** Problem to solve **
What follows is a set of records; restate each one word for word and drop the pictures.

====

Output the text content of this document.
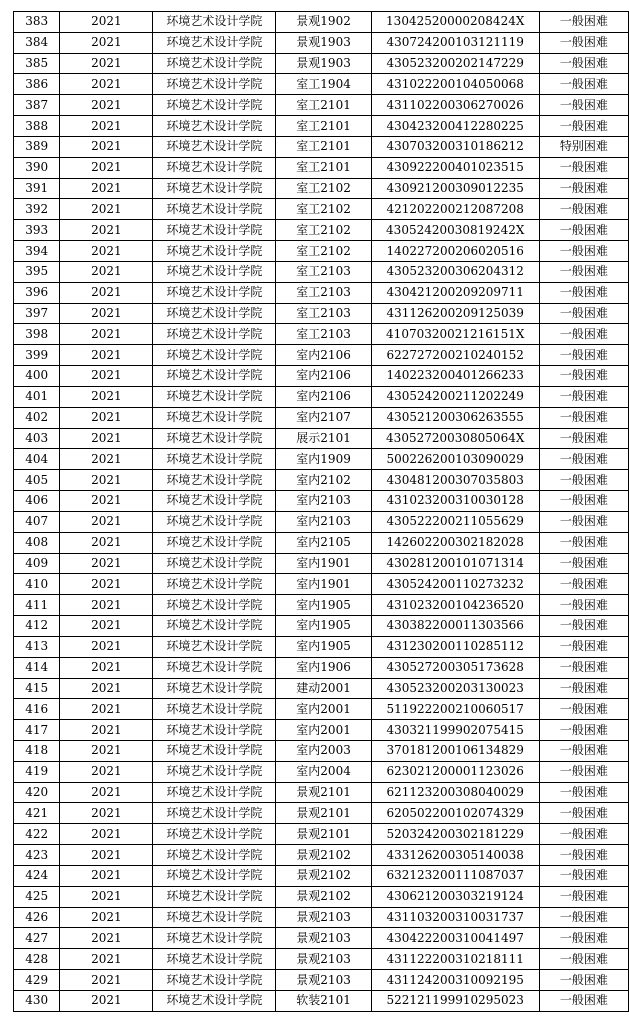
383	2021	环境艺术设计学院	景观1902	13042520000208424X	一般困难
384	2021	环境艺术设计学院	景观1903	430724200103121119	一般困难
385	2021	环境艺术设计学院	景观1903	430523200202147229	一般困难
386	2021	环境艺术设计学院	室工1904	431022200104050068	一般困难
387	2021	环境艺术设计学院	室工2101	431102200306270026	一般困难
388	2021	环境艺术设计学院	室工2101	430423200412280225	一般困难
389	2021	环境艺术设计学院	室工2101	430703200310186212	特别困难
390	2021	环境艺术设计学院	室工2101	430922200401023515	一般困难
391	2021	环境艺术设计学院	室工2102	430921200309012235	一般困难
392	2021	环境艺术设计学院	室工2102	421202200212087208	一般困难
393	2021	环境艺术设计学院	室工2102	43052420030819242X	一般困难
394	2021	环境艺术设计学院	室工2102	140227200206020516	一般困难
395	2021	环境艺术设计学院	室工2103	430523200306204312	一般困难
396	2021	环境艺术设计学院	室工2103	430421200209209711	一般困难
397	2021	环境艺术设计学院	室工2103	431126200209125039	一般困难
398	2021	环境艺术设计学院	室工2103	41070320021216151X	一般困难
399	2021	环境艺术设计学院	室内2106	622727200210240152	一般困难
400	2021	环境艺术设计学院	室内2106	140223200401266233	一般困难
401	2021	环境艺术设计学院	室内2106	430524200211202249	一般困难
402	2021	环境艺术设计学院	室内2107	430521200306263555	一般困难
403	2021	环境艺术设计学院	展示2101	43052720030805064X	一般困难
404	2021	环境艺术设计学院	室内1909	500226200103090029	一般困难
405	2021	环境艺术设计学院	室内2102	430481200307035803	一般困难
406	2021	环境艺术设计学院	室内2103	431023200310030128	一般困难
407	2021	环境艺术设计学院	室内2103	430522200211055629	一般困难
408	2021	环境艺术设计学院	室内2105	142602200302182028	一般困难
409	2021	环境艺术设计学院	室内1901	430281200101071314	一般困难
410	2021	环境艺术设计学院	室内1901	430524200110273232	一般困难
411	2021	环境艺术设计学院	室内1905	431023200104236520	一般困难
412	2021	环境艺术设计学院	室内1905	430382200011303566	一般困难
413	2021	环境艺术设计学院	室内1905	431230200110285112	一般困难
414	2021	环境艺术设计学院	室内1906	430527200305173628	一般困难
415	2021	环境艺术设计学院	建动2001	430523200203130023	一般困难
416	2021	环境艺术设计学院	室内2001	511922200210060517	一般困难
417	2021	环境艺术设计学院	室内2001	430321199902075415	一般困难
418	2021	环境艺术设计学院	室内2003	370181200106134829	一般困难
419	2021	环境艺术设计学院	室内2004	623021200001123026	一般困难
420	2021	环境艺术设计学院	景观2101	621123200308040029	一般困难
421	2021	环境艺术设计学院	景观2101	620502200102074329	一般困难
422	2021	环境艺术设计学院	景观2101	520324200302181229	一般困难
423	2021	环境艺术设计学院	景观2102	433126200305140038	一般困难
424	2021	环境艺术设计学院	景观2102	632123200111087037	一般困难
425	2021	环境艺术设计学院	景观2102	430621200303219124	一般困难
426	2021	环境艺术设计学院	景观2103	431103200310031737	一般困难
427	2021	环境艺术设计学院	景观2103	430422200310041497	一般困难
428	2021	环境艺术设计学院	景观2103	431122200310218111	一般困难
429	2021	环境艺术设计学院	景观2103	431124200310092195	一般困难
430	2021	环境艺术设计学院	软装2101	522121199910295023	一般困难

====

** Exercise result **
Output the text content of this document.
383	2021	环境艺术设计学院	景观1902	13042520000208424X	一般困难
384	2021	环境艺术设计学院	景观1903	430724200103121119	一般困难
385	2021	环境艺术设计学院	景观1903	430523200202147229	一般困难
386	2021	环境艺术设计学院	室工1904	431022200104050068	一般困难
387	2021	环境艺术设计学院	室工2101	431102200306270026	一般困难
388	2021	环境艺术设计学院	室工2101	430423200412280225	一般困难
389	2021	环境艺术设计学院	室工2101	430703200310186212	特别困难
390	2021	环境艺术设计学院	室工2101	430922200401023515	一般困难
391	2021	环境艺术设计学院	室工2102	430921200309012235	一般困难
392	2021	环境艺术设计学院	室工2102	421202200212087208	一般困难
393	2021	环境艺术设计学院	室工2102	43052420030819242X	一般困难
394	2021	环境艺术设计学院	室工2102	140227200206020516	一般困难
395	2021	环境艺术设计学院	室工2103	430523200306204312	一般困难
396	2021	环境艺术设计学院	室工2103	430421200209209711	一般困难
397	2021	环境艺术设计学院	室工2103	431126200209125039	一般困难
398	2021	环境艺术设计学院	室工2103	41070320021216151X	一般困难
399	2021	环境艺术设计学院	室内2106	622727200210240152	一般困难
400	2021	环境艺术设计学院	室内2106	140223200401266233	一般困难
401	2021	环境艺术设计学院	室内2106	430524200211202249	一般困难
402	2021	环境艺术设计学院	室内2107	430521200306263555	一般困难
403	2021	环境艺术设计学院	展示2101	43052720030805064X	一般困难
404	2021	环境艺术设计学院	室内1909	500226200103090029	一般困难
405	2021	环境艺术设计学院	室内2102	430481200307035803	一般困难
406	2021	环境艺术设计学院	室内2103	431023200310030128	一般困难
407	2021	环境艺术设计学院	室内2103	430522200211055629	一般困难
408	2021	环境艺术设计学院	室内2105	142602200302182028	一般困难
409	2021	环境艺术设计学院	室内1901	430281200101071314	一般困难
410	2021	环境艺术设计学院	室内1901	430524200110273232	一般困难
411	2021	环境艺术设计学院	室内1905	431023200104236520	一般困难
412	2021	环境艺术设计学院	室内1905	430382200011303566	一般困难
413	2021	环境艺术设计学院	室内1905	431230200110285112	一般困难
414	2021	环境艺术设计学院	室内1906	430527200305173628	一般困难
415	2021	环境艺术设计学院	建动2001	430523200203130023	一般困难
416	2021	环境艺术设计学院	室内2001	511922200210060517	一般困难
417	2021	环境艺术设计学院	室内2001	430321199902075415	一般困难
418	2021	环境艺术设计学院	室内2003	370181200106134829	一般困难
419	2021	环境艺术设计学院	室内2004	623021200001123026	一般困难
420	2021	环境艺术设计学院	景观2101	621123200308040029	一般困难
421	2021	环境艺术设计学院	景观2101	620502200102074329	一般困难
422	2021	环境艺术设计学院	景观2101	520324200302181229	一般困难
423	2021	环境艺术设计学院	景观2102	433126200305140038	一般困难
424	2021	环境艺术设计学院	景观2102	632123200111087037	一般困难
425	2021	环境艺术设计学院	景观2102	430621200303219124	一般困难
426	2021	环境艺术设计学院	景观2103	431103200310031737	一般困难
427	2021	环境艺术设计学院	景观2103	430422200310041497	一般困难
428	2021	环境艺术设计学院	景观2103	431122200310218111	一般困难
429	2021	环境艺术设计学院	景观2103	431124200310092195	一般困难
430	2021	环境艺术设计学院	软装2101	522121199910295023	一般困难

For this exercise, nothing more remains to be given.